*GIVEN RECORDS*:

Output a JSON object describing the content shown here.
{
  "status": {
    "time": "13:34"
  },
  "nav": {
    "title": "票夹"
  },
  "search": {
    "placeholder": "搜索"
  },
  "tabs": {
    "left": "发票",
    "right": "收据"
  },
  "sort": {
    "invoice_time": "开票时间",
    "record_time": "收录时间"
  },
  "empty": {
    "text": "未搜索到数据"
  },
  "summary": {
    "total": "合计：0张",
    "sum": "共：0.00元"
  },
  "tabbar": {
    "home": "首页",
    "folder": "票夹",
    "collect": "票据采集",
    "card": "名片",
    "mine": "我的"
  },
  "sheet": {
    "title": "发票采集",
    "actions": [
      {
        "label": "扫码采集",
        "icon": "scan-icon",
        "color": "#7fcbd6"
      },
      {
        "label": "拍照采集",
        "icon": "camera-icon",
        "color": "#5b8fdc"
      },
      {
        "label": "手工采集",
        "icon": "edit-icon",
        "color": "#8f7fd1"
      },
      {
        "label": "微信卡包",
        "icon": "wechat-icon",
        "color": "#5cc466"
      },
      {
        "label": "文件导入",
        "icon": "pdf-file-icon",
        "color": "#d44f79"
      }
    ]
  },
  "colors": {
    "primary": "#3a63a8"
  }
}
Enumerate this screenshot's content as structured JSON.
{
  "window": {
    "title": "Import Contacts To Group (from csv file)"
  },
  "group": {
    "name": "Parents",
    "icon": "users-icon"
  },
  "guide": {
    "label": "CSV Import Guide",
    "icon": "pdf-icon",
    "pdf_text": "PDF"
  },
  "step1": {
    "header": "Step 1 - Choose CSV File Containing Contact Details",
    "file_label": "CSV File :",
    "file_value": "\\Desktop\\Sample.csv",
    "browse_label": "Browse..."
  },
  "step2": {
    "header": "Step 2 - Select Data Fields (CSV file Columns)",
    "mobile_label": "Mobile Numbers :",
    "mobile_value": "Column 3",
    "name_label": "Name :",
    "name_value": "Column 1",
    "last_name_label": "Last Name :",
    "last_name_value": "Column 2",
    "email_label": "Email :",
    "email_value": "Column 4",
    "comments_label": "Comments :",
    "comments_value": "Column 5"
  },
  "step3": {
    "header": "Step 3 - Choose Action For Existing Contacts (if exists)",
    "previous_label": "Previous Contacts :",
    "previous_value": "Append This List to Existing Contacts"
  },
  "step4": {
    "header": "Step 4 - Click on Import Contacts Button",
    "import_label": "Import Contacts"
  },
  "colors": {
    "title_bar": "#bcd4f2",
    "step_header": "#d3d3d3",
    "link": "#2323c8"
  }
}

*EXERCISE REQUIREMENTS*: Your task is to output the full set of records exactly as presented.

*SOLUTION BELOW*:
Output a JSON object describing the content shown here.
{
  "status": {
    "time": "13:34"
  },
  "nav": {
    "title": "票夹"
  },
  "search": {
    "placeholder": "搜索"
  },
  "tabs": {
    "left": "发票",
    "right": "收据"
  },
  "sort": {
    "invoice_time": "开票时间",
    "record_time": "收录时间"
  },
  "empty": {
    "text": "未搜索到数据"
  },
  "summary": {
    "total": "合计：0张",
    "sum": "共：0.00元"
  },
  "tabbar": {
    "home": "首页",
    "folder": "票夹",
    "collect": "票据采集",
    "card": "名片",
    "mine": "我的"
  },
  "sheet": {
    "title": "发票采集",
    "actions": [
      {
        "label": "扫码采集",
        "icon": "scan-icon",
        "color": "#7fcbd6"
      },
      {
        "label": "拍照采集",
        "icon": "camera-icon",
        "color": "#5b8fdc"
      },
      {
        "label": "手工采集",
        "icon": "edit-icon",
        "color": "#8f7fd1"
      },
      {
        "label": "微信卡包",
        "icon": "wechat-icon",
        "color": "#5cc466"
      },
      {
        "label": "文件导入",
        "icon": "pdf-file-icon",
        "color": "#d44f79"
      }
    ]
  },
  "colors": {
    "primary": "#3a63a8"
  }
}
Enumerate this screenshot's content as structured JSON.
{
  "window": {
    "title": "Import Contacts To Group (from csv file)"
  },
  "group": {
    "name": "Parents",
    "icon": "users-icon"
  },
  "guide": {
    "label": "CSV Import Guide",
    "icon": "pdf-icon",
    "pdf_text": "PDF"
  },
  "step1": {
    "header": "Step 1 - Choose CSV File Containing Contact Details",
    "file_label": "CSV File :",
    "file_value": "\\Desktop\\Sample.csv",
    "browse_label": "Browse..."
  },
  "step2": {
    "header": "Step 2 - Select Data Fields (CSV file Columns)",
    "mobile_label": "Mobile Numbers :",
    "mobile_value": "Column 3",
    "name_label": "Name :",
    "name_value": "Column 1",
    "last_name_label": "Last Name :",
    "last_name_value": "Column 2",
    "email_label": "Email :",
    "email_value": "Column 4",
    "comments_label": "Comments :",
    "comments_value": "Column 5"
  },
  "step3": {
    "header": "Step 3 - Choose Action For Existing Contacts (if exists)",
    "previous_label": "Previous Contacts :",
    "previous_value": "Append This List to Existing Contacts"
  },
  "step4": {
    "header": "Step 4 - Click on Import Contacts Button",
    "import_label": "Import Contacts"
  },
  "colors": {
    "title_bar": "#bcd4f2",
    "step_header": "#d3d3d3",
    "link": "#2323c8"
  }
}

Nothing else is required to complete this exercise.